WHAT IS NEEDED: Copy every record word for word.

INPUT FOR THIS TASK:
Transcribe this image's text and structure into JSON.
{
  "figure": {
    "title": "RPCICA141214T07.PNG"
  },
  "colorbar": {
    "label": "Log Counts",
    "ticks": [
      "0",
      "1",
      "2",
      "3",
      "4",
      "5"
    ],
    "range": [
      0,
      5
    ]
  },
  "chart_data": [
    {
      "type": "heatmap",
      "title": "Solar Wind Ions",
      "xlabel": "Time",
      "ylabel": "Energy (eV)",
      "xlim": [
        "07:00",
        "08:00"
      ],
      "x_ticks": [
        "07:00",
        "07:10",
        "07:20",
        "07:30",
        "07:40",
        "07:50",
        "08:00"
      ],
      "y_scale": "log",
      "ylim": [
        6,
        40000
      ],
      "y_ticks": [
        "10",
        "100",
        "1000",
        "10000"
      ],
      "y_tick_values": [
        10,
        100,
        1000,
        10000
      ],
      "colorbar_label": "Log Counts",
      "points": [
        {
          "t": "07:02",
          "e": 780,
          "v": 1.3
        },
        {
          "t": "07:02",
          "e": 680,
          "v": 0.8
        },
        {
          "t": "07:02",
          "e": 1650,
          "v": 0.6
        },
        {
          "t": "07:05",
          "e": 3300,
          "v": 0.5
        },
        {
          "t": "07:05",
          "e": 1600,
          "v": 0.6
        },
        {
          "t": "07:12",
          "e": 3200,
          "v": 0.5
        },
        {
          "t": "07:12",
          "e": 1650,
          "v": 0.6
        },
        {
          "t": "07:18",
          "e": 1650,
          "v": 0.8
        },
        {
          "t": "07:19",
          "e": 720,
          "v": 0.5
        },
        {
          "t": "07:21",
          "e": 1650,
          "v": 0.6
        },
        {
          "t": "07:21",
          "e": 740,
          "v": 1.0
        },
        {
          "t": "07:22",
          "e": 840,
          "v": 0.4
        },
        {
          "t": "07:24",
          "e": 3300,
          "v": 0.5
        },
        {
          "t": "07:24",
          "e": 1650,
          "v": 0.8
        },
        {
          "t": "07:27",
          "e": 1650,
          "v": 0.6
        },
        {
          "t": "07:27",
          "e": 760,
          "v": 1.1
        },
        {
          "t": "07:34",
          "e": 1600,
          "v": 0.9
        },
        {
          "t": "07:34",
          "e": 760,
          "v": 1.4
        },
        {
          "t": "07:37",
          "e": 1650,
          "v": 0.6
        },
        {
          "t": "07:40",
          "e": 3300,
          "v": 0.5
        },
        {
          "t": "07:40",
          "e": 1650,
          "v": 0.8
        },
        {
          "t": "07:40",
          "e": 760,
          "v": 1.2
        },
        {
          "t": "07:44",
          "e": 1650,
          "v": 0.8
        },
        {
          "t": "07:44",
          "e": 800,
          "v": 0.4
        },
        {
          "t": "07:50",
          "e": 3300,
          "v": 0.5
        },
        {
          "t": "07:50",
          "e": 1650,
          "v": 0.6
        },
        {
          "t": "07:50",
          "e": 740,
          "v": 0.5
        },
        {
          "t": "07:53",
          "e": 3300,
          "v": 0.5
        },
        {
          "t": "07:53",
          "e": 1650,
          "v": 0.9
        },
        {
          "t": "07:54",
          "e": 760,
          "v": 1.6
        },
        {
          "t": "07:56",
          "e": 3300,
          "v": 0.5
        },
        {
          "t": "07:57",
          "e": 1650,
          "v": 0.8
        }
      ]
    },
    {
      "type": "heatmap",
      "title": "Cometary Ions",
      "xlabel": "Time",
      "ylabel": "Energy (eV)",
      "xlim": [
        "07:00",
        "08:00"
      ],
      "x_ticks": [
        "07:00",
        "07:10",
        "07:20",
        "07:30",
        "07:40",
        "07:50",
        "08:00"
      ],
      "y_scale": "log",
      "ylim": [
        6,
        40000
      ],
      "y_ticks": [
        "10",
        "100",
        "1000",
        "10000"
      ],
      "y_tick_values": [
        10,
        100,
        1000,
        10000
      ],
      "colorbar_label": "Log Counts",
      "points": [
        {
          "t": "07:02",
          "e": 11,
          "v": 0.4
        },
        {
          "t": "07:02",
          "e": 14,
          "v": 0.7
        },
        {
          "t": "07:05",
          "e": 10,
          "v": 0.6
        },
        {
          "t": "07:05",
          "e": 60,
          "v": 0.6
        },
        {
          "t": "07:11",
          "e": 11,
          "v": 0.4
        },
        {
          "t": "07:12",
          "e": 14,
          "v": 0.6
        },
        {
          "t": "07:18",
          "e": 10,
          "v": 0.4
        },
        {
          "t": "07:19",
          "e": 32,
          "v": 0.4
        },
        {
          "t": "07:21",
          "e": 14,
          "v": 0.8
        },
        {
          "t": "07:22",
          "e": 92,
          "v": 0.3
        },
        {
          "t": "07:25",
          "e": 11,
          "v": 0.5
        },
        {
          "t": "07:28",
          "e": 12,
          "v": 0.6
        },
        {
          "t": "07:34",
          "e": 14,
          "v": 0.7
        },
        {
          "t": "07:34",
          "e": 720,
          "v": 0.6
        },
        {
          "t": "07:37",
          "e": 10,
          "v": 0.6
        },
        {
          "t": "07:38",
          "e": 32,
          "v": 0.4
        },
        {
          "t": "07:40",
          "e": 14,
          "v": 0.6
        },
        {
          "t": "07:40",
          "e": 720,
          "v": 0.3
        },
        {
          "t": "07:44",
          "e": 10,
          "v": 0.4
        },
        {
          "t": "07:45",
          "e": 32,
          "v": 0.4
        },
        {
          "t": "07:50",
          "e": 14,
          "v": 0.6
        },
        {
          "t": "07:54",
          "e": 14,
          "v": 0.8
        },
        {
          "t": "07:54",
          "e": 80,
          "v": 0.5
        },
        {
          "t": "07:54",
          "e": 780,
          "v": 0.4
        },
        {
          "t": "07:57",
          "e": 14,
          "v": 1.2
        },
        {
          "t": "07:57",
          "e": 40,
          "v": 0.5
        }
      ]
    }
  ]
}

RESULT:
Transcribe this image's text and structure into JSON.
{
  "figure": {
    "title": "RPCICA141214T07.PNG"
  },
  "colorbar": {
    "label": "Log Counts",
    "ticks": [
      "0",
      "1",
      "2",
      "3",
      "4",
      "5"
    ],
    "range": [
      0,
      5
    ]
  },
  "chart_data": [
    {
      "type": "heatmap",
      "title": "Solar Wind Ions",
      "xlabel": "Time",
      "ylabel": "Energy (eV)",
      "xlim": [
        "07:00",
        "08:00"
      ],
      "x_ticks": [
        "07:00",
        "07:10",
        "07:20",
        "07:30",
        "07:40",
        "07:50",
        "08:00"
      ],
      "y_scale": "log",
      "ylim": [
        6,
        40000
      ],
      "y_ticks": [
        "10",
        "100",
        "1000",
        "10000"
      ],
      "y_tick_values": [
        10,
        100,
        1000,
        10000
      ],
      "colorbar_label": "Log Counts",
      "points": [
        {
          "t": "07:02",
          "e": 780,
          "v": 1.3
        },
        {
          "t": "07:02",
          "e": 680,
          "v": 0.8
        },
        {
          "t": "07:02",
          "e": 1650,
          "v": 0.6
        },
        {
          "t": "07:05",
          "e": 3300,
          "v": 0.5
        },
        {
          "t": "07:05",
          "e": 1600,
          "v": 0.6
        },
        {
          "t": "07:12",
          "e": 3200,
          "v": 0.5
        },
        {
          "t": "07:12",
          "e": 1650,
          "v": 0.6
        },
        {
          "t": "07:18",
          "e": 1650,
          "v": 0.8
        },
        {
          "t": "07:19",
          "e": 720,
          "v": 0.5
        },
        {
          "t": "07:21",
          "e": 1650,
          "v": 0.6
        },
        {
          "t": "07:21",
          "e": 740,
          "v": 1.0
        },
        {
          "t": "07:22",
          "e": 840,
          "v": 0.4
        },
        {
          "t": "07:24",
          "e": 3300,
          "v": 0.5
        },
        {
          "t": "07:24",
          "e": 1650,
          "v": 0.8
        },
        {
          "t": "07:27",
          "e": 1650,
          "v": 0.6
        },
        {
          "t": "07:27",
          "e": 760,
          "v": 1.1
        },
        {
          "t": "07:34",
          "e": 1600,
          "v": 0.9
        },
        {
          "t": "07:34",
          "e": 760,
          "v": 1.4
        },
        {
          "t": "07:37",
          "e": 1650,
          "v": 0.6
        },
        {
          "t": "07:40",
          "e": 3300,
          "v": 0.5
        },
        {
          "t": "07:40",
          "e": 1650,
          "v": 0.8
        },
        {
          "t": "07:40",
          "e": 760,
          "v": 1.2
        },
        {
          "t": "07:44",
          "e": 1650,
          "v": 0.8
        },
        {
          "t": "07:44",
          "e": 800,
          "v": 0.4
        },
        {
          "t": "07:50",
          "e": 3300,
          "v": 0.5
        },
        {
          "t": "07:50",
          "e": 1650,
          "v": 0.6
        },
        {
          "t": "07:50",
          "e": 740,
          "v": 0.5
        },
        {
          "t": "07:53",
          "e": 3300,
          "v": 0.5
        },
        {
          "t": "07:53",
          "e": 1650,
          "v": 0.9
        },
        {
          "t": "07:54",
          "e": 760,
          "v": 1.6
        },
        {
          "t": "07:56",
          "e": 3300,
          "v": 0.5
        },
        {
          "t": "07:57",
          "e": 1650,
          "v": 0.8
        }
      ]
    },
    {
      "type": "heatmap",
      "title": "Cometary Ions",
      "xlabel": "Time",
      "ylabel": "Energy (eV)",
      "xlim": [
        "07:00",
        "08:00"
      ],
      "x_ticks": [
        "07:00",
        "07:10",
        "07:20",
        "07:30",
        "07:40",
        "07:50",
        "08:00"
      ],
      "y_scale": "log",
      "ylim": [
        6,
        40000
      ],
      "y_ticks": [
        "10",
        "100",
        "1000",
        "10000"
      ],
      "y_tick_values": [
        10,
        100,
        1000,
        10000
      ],
      "colorbar_label": "Log Counts",
      "points": [
        {
          "t": "07:02",
          "e": 11,
          "v": 0.4
        },
        {
          "t": "07:02",
          "e": 14,
          "v": 0.7
        },
        {
          "t": "07:05",
          "e": 10,
          "v": 0.6
        },
        {
          "t": "07:05",
          "e": 60,
          "v": 0.6
        },
        {
          "t": "07:11",
          "e": 11,
          "v": 0.4
        },
        {
          "t": "07:12",
          "e": 14,
          "v": 0.6
        },
        {
          "t": "07:18",
          "e": 10,
          "v": 0.4
        },
        {
          "t": "07:19",
          "e": 32,
          "v": 0.4
        },
        {
          "t": "07:21",
          "e": 14,
          "v": 0.8
        },
        {
          "t": "07:22",
          "e": 92,
          "v": 0.3
        },
        {
          "t": "07:25",
          "e": 11,
          "v": 0.5
        },
        {
          "t": "07:28",
          "e": 12,
          "v": 0.6
        },
        {
          "t": "07:34",
          "e": 14,
          "v": 0.7
        },
        {
          "t": "07:34",
          "e": 720,
          "v": 0.6
        },
        {
          "t": "07:37",
          "e": 10,
          "v": 0.6
        },
        {
          "t": "07:38",
          "e": 32,
          "v": 0.4
        },
        {
          "t": "07:40",
          "e": 14,
          "v": 0.6
        },
        {
          "t": "07:40",
          "e": 720,
          "v": 0.3
        },
        {
          "t": "07:44",
          "e": 10,
          "v": 0.4
        },
        {
          "t": "07:45",
          "e": 32,
          "v": 0.4
        },
        {
          "t": "07:50",
          "e": 14,
          "v": 0.6
        },
        {
          "t": "07:54",
          "e": 14,
          "v": 0.8
        },
        {
          "t": "07:54",
          "e": 80,
          "v": 0.5
        },
        {
          "t": "07:54",
          "e": 780,
          "v": 0.4
        },
        {
          "t": "07:57",
          "e": 14,
          "v": 1.2
        },
        {
          "t": "07:57",
          "e": 40,
          "v": 0.5
        }
      ]
    }
  ]
}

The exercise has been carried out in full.